# Extracted text
__________

I am running into trouble trying to work with user inputs in Python 3.4. In two different locations in my code, I am asking a user for an input and then checking it for validity. If the user inputs a correct value the first time (in this case, 0 or 1), this works perfectly. However, if the user inputs an incorrect value, causing the function to loop back to the beginning, the original input persists.
For example, if a user types "asdf," the "You have entered an invalid rule number" warning shows up, and the user is again prompted to type the rule. However, if the user then types a valid number, the code loops again, and a forcible cancellation gives me the following error:
File "", line 1, in File "/home/squigglily/gitstore/RCPSP-RAB/RCPSP.py", line 9, in main selected_rule = select_rule() File "/home/squigglily/gitstore/RCPSP-RAB/RCPSP.py", line 572, in select_rule if int(selected_rule) >= 0 and int(selected_rule) <= 1: ValueError: invalid literal for int() with base 10: 'asklawer'
The code that's giving me trouble:
def select_rule():
selected_rule = 0
selected_rule = input("\nPlease type the number corresponding with the "

__________

# Short problem A
According to the thread about Python input validation, which version of Python is the poster using?
The thread and the rows that follow were taken from unrelated sources.

__________

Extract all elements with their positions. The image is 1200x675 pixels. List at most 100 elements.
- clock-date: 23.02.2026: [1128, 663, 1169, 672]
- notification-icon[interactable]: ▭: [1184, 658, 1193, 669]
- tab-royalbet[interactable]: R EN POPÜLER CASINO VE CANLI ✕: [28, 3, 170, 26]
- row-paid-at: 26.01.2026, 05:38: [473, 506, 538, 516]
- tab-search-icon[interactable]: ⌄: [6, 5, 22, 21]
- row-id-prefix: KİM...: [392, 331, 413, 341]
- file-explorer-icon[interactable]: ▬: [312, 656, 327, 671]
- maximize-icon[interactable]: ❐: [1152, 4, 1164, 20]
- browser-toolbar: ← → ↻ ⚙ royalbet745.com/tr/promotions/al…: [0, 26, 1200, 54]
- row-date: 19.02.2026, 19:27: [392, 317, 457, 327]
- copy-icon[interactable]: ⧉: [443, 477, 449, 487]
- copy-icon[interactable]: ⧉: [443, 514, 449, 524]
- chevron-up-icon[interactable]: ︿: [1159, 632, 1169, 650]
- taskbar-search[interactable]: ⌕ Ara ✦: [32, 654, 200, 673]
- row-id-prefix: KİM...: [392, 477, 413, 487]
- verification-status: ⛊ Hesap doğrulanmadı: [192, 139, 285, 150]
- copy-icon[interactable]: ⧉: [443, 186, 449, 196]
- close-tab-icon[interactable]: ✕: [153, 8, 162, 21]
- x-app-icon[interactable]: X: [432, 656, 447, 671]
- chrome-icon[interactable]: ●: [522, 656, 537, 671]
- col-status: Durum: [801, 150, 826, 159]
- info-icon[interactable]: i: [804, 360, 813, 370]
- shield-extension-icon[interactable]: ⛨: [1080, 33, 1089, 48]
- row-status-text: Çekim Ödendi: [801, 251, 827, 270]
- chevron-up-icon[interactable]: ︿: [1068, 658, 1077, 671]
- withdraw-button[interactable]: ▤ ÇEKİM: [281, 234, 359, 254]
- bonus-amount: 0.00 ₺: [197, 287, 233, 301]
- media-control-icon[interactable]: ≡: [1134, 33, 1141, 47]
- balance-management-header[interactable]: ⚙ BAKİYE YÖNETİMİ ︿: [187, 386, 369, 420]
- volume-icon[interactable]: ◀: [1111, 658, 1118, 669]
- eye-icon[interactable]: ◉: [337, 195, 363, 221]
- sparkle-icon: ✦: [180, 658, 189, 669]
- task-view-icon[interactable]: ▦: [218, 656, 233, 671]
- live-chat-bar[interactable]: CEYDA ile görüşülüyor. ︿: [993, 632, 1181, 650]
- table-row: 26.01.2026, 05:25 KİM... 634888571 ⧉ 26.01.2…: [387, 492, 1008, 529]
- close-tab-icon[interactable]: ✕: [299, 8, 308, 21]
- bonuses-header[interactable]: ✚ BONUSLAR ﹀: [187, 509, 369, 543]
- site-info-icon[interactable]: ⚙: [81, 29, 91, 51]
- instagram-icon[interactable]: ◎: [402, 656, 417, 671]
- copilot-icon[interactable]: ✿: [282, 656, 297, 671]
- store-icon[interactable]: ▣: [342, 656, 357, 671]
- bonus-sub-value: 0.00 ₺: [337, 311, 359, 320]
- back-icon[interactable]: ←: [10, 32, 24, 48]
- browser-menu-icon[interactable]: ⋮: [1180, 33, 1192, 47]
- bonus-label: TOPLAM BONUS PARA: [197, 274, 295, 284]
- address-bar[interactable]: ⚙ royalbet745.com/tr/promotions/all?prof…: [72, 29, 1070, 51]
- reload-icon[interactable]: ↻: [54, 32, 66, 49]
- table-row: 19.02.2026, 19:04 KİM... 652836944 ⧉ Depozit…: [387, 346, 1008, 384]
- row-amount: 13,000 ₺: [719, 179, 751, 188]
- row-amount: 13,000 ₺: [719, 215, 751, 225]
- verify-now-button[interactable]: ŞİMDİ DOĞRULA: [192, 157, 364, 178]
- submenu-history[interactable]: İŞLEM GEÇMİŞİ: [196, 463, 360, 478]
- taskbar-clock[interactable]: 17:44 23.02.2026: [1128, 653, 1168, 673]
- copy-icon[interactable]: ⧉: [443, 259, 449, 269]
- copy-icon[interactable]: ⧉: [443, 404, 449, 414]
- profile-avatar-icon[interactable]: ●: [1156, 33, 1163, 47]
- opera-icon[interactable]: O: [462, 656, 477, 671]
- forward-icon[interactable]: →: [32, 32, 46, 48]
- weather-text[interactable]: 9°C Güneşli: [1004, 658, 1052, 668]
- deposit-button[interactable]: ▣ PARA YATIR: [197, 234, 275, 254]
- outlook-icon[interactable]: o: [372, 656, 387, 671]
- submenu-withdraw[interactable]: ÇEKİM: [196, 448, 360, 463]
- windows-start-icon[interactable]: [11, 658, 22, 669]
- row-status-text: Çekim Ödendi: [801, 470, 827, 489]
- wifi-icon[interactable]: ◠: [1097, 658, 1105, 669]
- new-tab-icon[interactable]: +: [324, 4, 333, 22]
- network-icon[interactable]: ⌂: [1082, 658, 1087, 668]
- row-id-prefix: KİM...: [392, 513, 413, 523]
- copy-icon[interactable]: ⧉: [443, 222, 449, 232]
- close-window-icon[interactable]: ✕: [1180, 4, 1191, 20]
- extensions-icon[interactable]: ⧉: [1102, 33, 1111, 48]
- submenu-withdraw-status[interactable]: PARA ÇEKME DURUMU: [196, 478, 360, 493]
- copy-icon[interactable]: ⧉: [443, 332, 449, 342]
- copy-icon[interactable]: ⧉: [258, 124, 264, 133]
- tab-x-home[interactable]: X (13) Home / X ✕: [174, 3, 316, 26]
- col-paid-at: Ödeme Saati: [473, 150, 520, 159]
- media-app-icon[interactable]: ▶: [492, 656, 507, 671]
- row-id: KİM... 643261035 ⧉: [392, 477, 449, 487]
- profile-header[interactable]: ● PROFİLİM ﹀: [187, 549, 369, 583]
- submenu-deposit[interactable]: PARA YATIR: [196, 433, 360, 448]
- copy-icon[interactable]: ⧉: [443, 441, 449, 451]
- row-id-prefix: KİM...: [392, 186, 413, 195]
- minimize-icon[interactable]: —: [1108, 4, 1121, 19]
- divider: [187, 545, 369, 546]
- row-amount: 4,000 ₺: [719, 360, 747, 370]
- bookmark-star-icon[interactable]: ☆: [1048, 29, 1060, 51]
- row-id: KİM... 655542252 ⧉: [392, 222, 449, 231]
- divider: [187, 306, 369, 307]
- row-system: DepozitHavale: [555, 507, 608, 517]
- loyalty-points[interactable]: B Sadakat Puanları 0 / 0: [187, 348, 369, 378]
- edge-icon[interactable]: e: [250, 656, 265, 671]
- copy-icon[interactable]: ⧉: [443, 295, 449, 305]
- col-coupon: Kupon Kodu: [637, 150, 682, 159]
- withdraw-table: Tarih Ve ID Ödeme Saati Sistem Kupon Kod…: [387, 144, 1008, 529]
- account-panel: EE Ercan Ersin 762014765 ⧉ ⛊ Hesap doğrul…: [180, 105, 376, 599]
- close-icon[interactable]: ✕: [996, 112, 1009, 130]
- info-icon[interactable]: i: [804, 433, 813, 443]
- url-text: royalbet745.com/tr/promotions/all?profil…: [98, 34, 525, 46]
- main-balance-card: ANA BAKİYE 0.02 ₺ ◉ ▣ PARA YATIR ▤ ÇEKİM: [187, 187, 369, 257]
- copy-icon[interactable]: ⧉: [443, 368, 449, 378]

__________

# Short problem B
Reproduce the part of the rows that opens at their first line and closes with the line containing "- file-explorer-icon[interactable]: ▬: [312, 656, 327, 671]", including both of those lines.

# Task response A
Python 3.4.

# Task response B
Extract all elements with their positions. The image is 1200x675 pixels. List at most 100 elements.
- clock-date: 23.02.2026: [1128, 663, 1169, 672]
- notification-icon[interactable]: ▭: [1184, 658, 1193, 669]
- tab-royalbet[interactable]: R EN POPÜLER CASINO VE CANLI ✕: [28, 3, 170, 26]
- row-paid-at: 26.01.2026, 05:38: [473, 506, 538, 516]
- tab-search-icon[interactable]: ⌄: [6, 5, 22, 21]
- row-id-prefix: KİM...: [392, 331, 413, 341]
- file-explorer-icon[interactable]: ▬: [312, 656, 327, 671]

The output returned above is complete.